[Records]

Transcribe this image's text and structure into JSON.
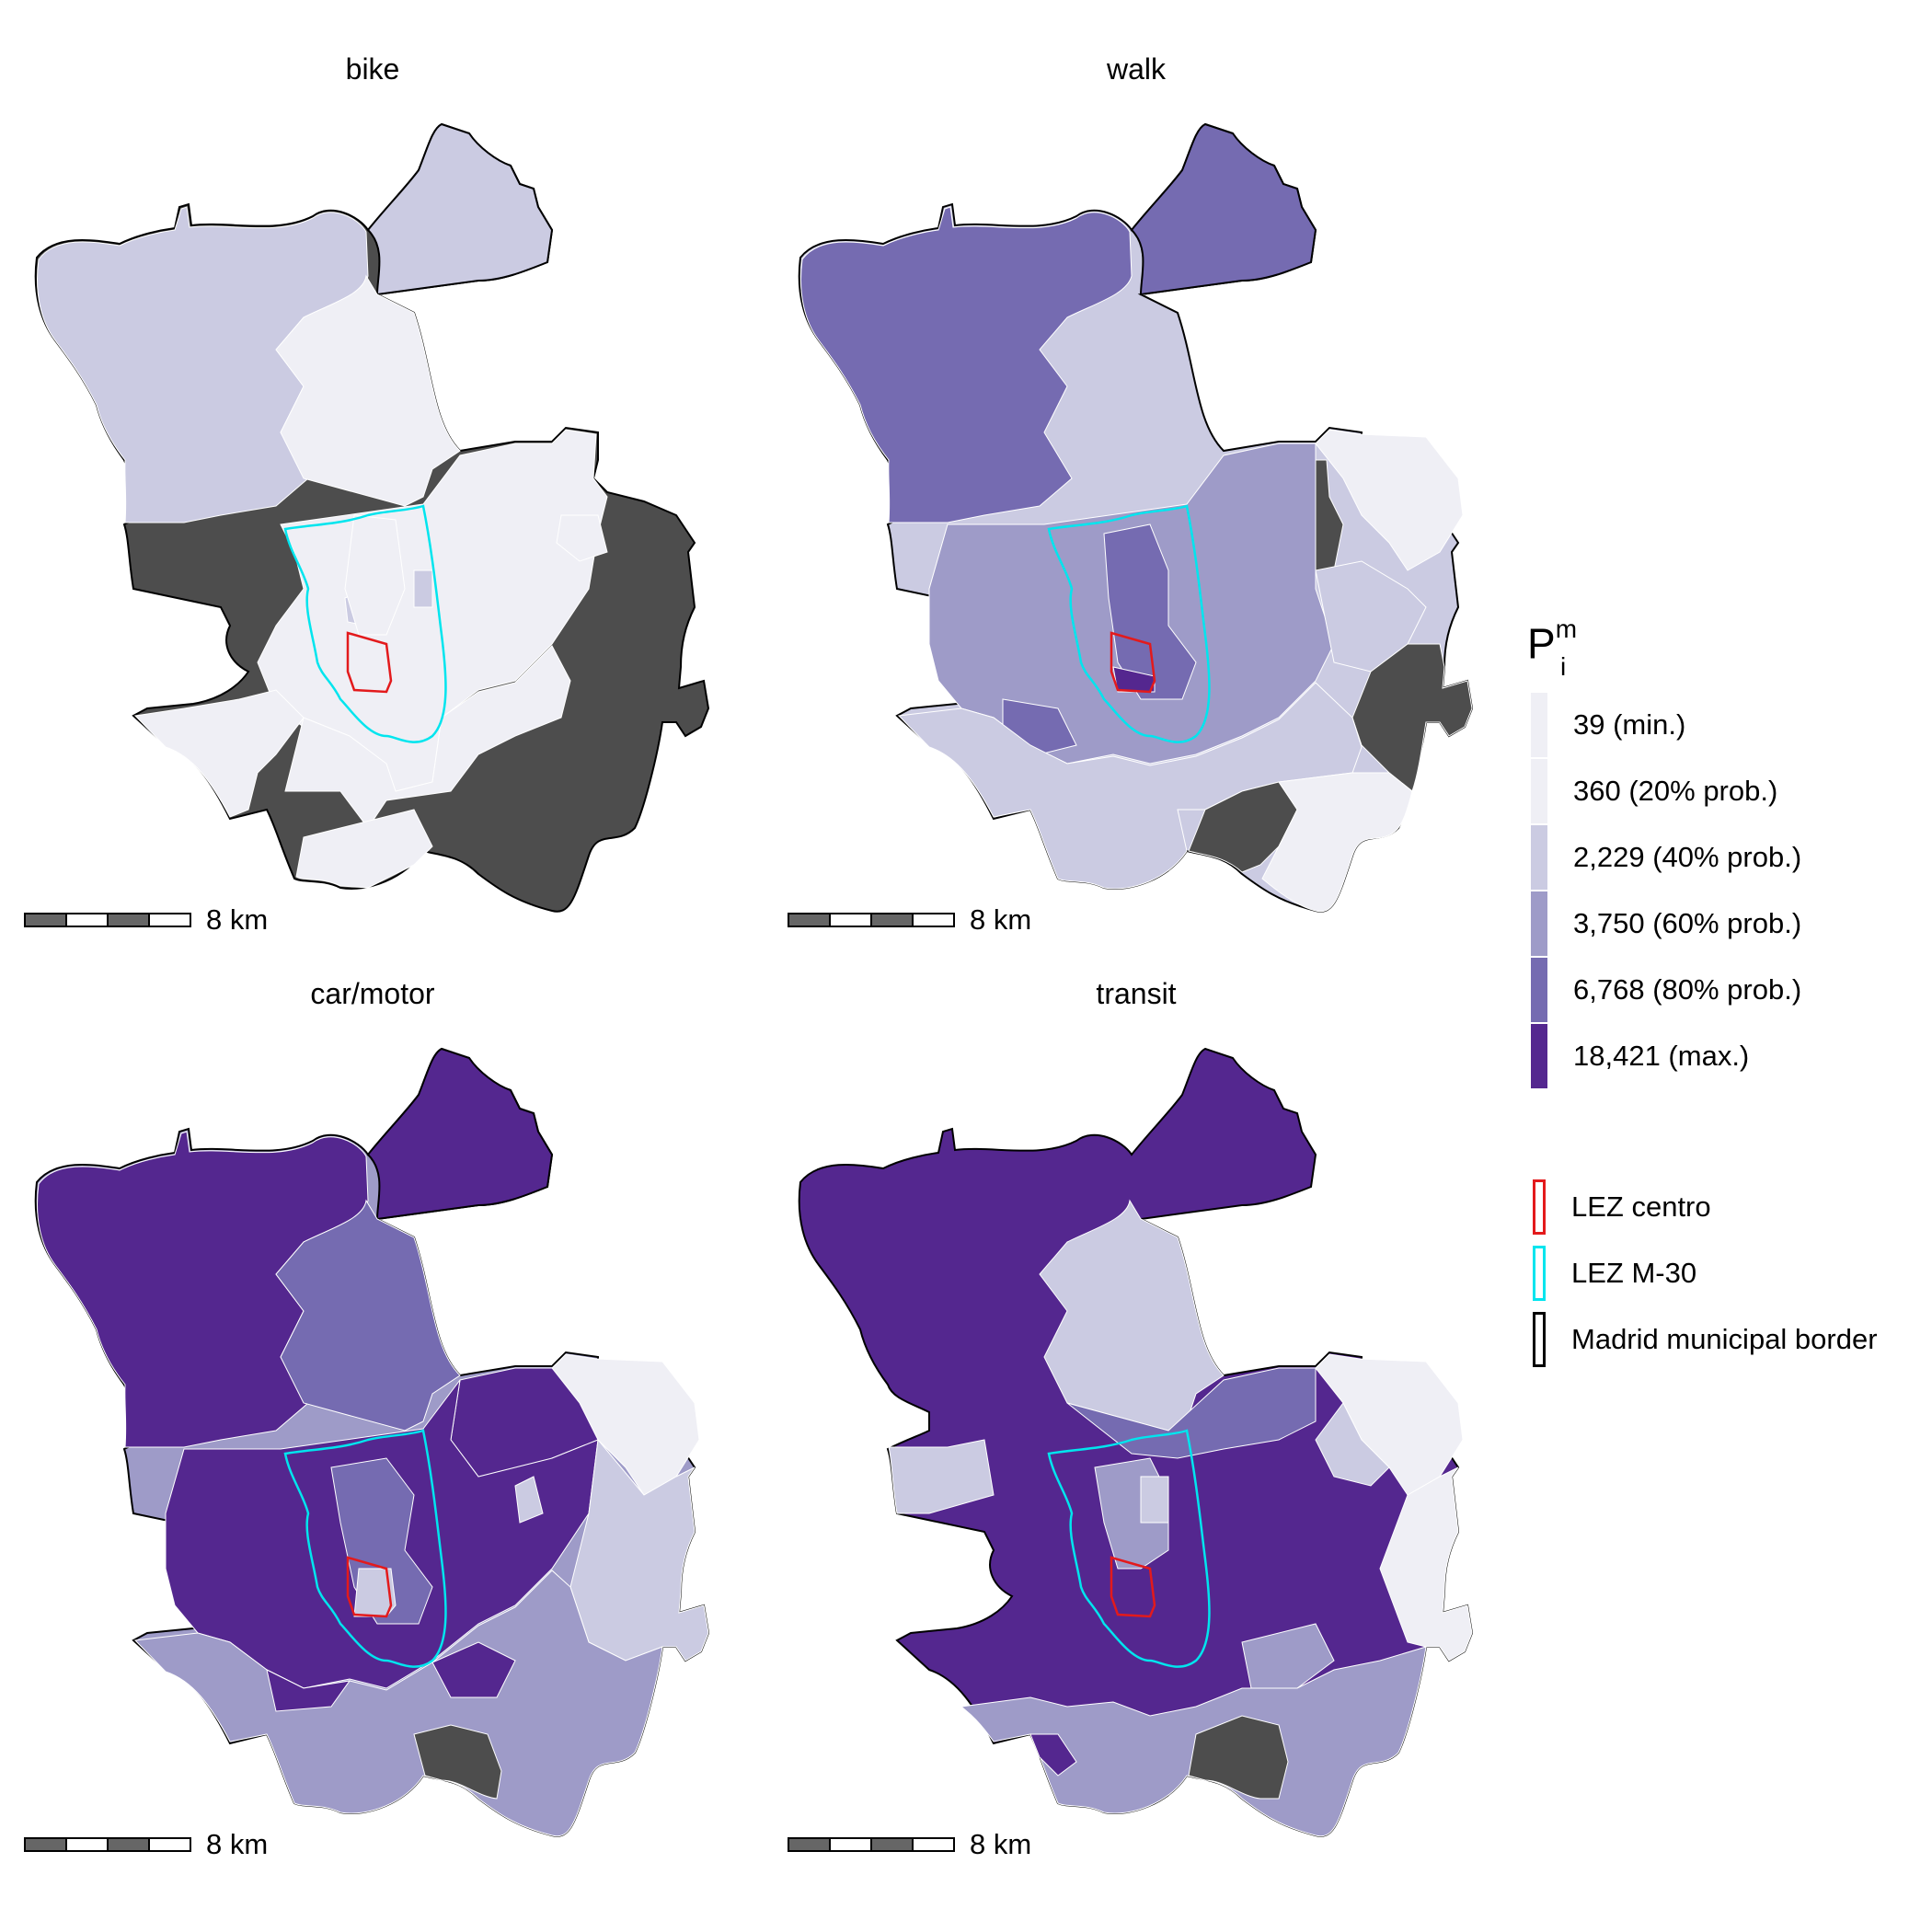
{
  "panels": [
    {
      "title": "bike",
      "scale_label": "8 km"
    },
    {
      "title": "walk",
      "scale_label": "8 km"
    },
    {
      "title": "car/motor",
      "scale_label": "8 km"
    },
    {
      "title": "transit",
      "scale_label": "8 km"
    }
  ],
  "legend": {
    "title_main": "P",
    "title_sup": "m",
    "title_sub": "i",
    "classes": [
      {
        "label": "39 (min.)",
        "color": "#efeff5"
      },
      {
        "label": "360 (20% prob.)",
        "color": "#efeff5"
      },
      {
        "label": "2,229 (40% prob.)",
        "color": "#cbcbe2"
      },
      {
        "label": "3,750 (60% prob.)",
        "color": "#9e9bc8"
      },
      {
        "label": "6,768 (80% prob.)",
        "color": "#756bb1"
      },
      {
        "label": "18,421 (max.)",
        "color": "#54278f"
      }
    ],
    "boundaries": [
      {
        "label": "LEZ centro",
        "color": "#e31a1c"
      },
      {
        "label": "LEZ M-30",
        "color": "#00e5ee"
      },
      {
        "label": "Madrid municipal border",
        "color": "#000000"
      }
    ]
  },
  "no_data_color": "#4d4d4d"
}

§ What needs to be done
Copy the material shown above in full and exactly. Skip the pictures.

§ Written solution
Transcribe this image's text and structure into JSON.
{
  "panels": [
    {
      "title": "bike",
      "scale_label": "8 km"
    },
    {
      "title": "walk",
      "scale_label": "8 km"
    },
    {
      "title": "car/motor",
      "scale_label": "8 km"
    },
    {
      "title": "transit",
      "scale_label": "8 km"
    }
  ],
  "legend": {
    "title_main": "P",
    "title_sup": "m",
    "title_sub": "i",
    "classes": [
      {
        "label": "39 (min.)",
        "color": "#efeff5"
      },
      {
        "label": "360 (20% prob.)",
        "color": "#efeff5"
      },
      {
        "label": "2,229 (40% prob.)",
        "color": "#cbcbe2"
      },
      {
        "label": "3,750 (60% prob.)",
        "color": "#9e9bc8"
      },
      {
        "label": "6,768 (80% prob.)",
        "color": "#756bb1"
      },
      {
        "label": "18,421 (max.)",
        "color": "#54278f"
      }
    ],
    "boundaries": [
      {
        "label": "LEZ centro",
        "color": "#e31a1c"
      },
      {
        "label": "LEZ M-30",
        "color": "#00e5ee"
      },
      {
        "label": "Madrid municipal border",
        "color": "#000000"
      }
    ]
  },
  "no_data_color": "#4d4d4d"
}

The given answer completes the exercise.